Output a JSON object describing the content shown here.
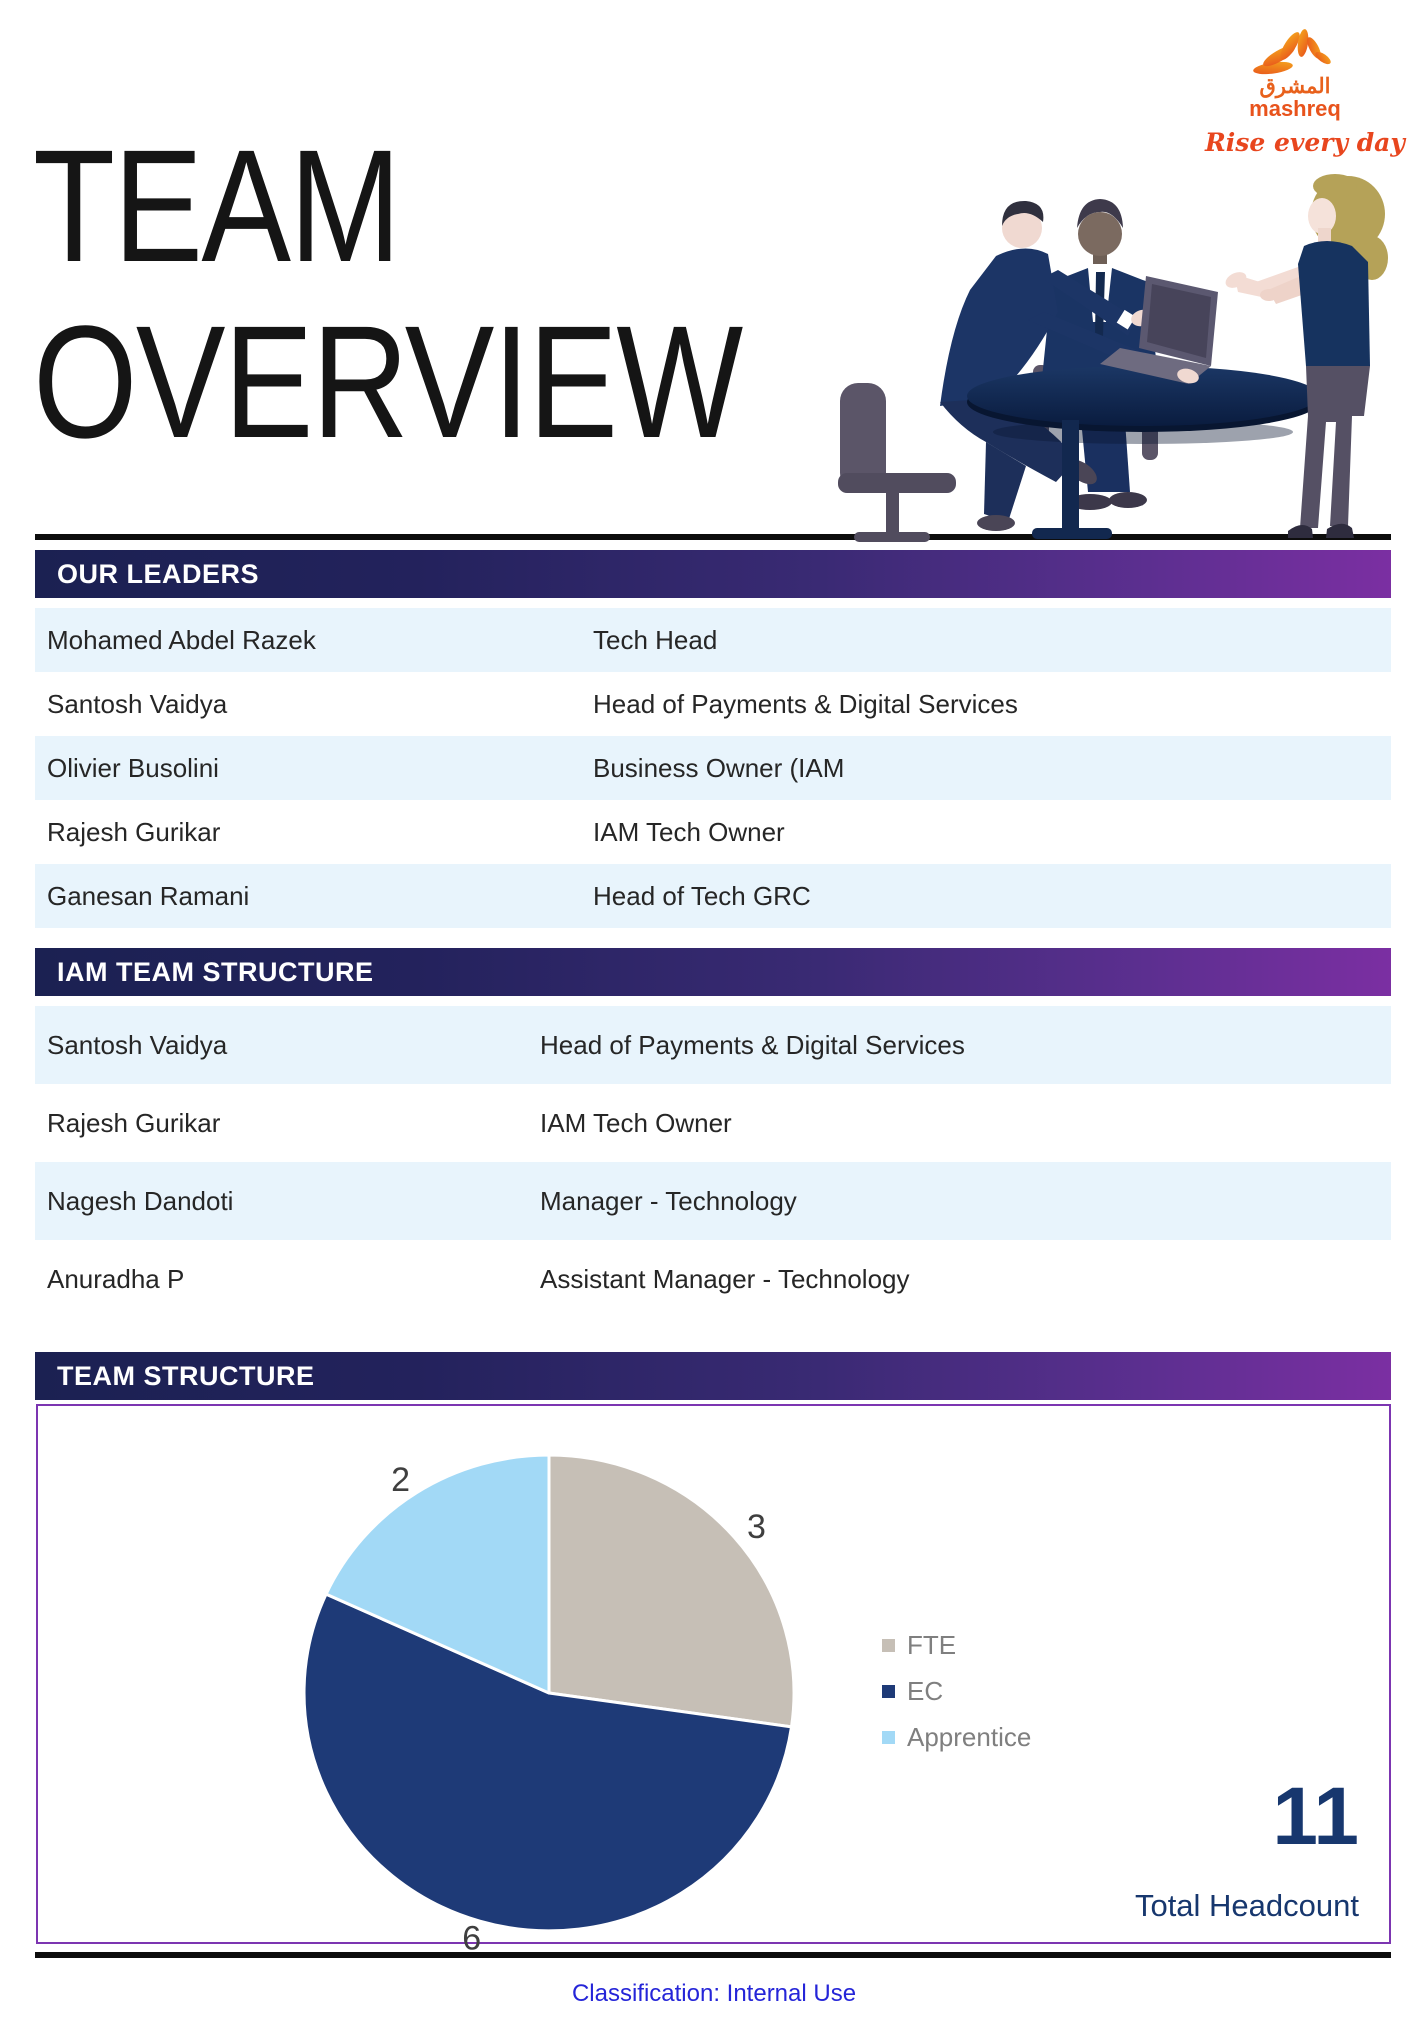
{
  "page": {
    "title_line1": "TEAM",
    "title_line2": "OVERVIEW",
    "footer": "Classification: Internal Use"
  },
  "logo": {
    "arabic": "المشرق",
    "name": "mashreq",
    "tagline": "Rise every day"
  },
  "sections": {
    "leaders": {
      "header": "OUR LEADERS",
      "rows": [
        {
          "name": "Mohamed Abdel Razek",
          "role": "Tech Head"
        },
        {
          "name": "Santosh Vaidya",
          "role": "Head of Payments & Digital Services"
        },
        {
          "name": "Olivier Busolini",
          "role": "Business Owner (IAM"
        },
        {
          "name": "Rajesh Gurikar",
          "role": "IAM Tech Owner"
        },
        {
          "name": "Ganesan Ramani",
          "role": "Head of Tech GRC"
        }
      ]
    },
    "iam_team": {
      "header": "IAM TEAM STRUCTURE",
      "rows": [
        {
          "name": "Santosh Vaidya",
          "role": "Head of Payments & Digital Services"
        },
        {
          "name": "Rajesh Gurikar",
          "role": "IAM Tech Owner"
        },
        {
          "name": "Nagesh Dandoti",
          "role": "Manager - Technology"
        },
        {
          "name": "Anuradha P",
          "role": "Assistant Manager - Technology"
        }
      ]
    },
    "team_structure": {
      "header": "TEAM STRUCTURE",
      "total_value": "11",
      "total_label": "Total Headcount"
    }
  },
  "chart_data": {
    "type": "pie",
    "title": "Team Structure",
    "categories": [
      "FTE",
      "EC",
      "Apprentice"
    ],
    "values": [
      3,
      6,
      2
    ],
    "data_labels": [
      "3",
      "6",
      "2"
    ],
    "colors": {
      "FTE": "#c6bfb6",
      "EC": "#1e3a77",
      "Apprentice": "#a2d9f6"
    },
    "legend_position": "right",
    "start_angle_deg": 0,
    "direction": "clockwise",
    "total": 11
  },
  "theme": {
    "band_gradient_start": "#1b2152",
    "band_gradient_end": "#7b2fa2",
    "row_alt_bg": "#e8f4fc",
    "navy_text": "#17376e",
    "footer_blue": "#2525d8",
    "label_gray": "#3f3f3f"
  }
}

--------------------

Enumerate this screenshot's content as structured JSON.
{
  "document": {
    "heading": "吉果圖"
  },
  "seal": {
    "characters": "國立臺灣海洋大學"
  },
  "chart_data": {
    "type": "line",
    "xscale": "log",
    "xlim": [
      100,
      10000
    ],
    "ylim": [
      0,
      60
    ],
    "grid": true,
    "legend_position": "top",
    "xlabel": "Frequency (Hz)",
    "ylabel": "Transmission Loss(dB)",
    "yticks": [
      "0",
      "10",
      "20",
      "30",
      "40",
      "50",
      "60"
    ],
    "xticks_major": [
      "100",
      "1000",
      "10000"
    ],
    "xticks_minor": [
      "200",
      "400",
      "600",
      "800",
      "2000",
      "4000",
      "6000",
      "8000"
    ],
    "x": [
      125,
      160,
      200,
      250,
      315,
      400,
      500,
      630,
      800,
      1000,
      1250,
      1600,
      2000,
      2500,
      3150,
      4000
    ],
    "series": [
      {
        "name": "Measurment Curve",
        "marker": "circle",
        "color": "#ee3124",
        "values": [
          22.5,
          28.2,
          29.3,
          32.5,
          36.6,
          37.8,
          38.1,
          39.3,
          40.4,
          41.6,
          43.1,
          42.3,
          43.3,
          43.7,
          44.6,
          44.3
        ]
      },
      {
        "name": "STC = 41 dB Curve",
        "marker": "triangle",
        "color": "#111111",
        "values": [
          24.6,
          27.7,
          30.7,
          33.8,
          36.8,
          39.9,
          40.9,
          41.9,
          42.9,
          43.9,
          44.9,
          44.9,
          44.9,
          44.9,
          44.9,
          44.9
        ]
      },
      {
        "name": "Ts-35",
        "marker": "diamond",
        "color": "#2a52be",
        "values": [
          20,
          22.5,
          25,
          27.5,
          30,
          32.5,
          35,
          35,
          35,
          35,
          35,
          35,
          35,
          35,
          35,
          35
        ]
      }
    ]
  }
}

--------------------

Instructions for the task:
Filter the entries and copy out every line with the word "Curve".

Finished task:
        "name": "Measurment Curve",
        "name": "STC = 41 dB Curve",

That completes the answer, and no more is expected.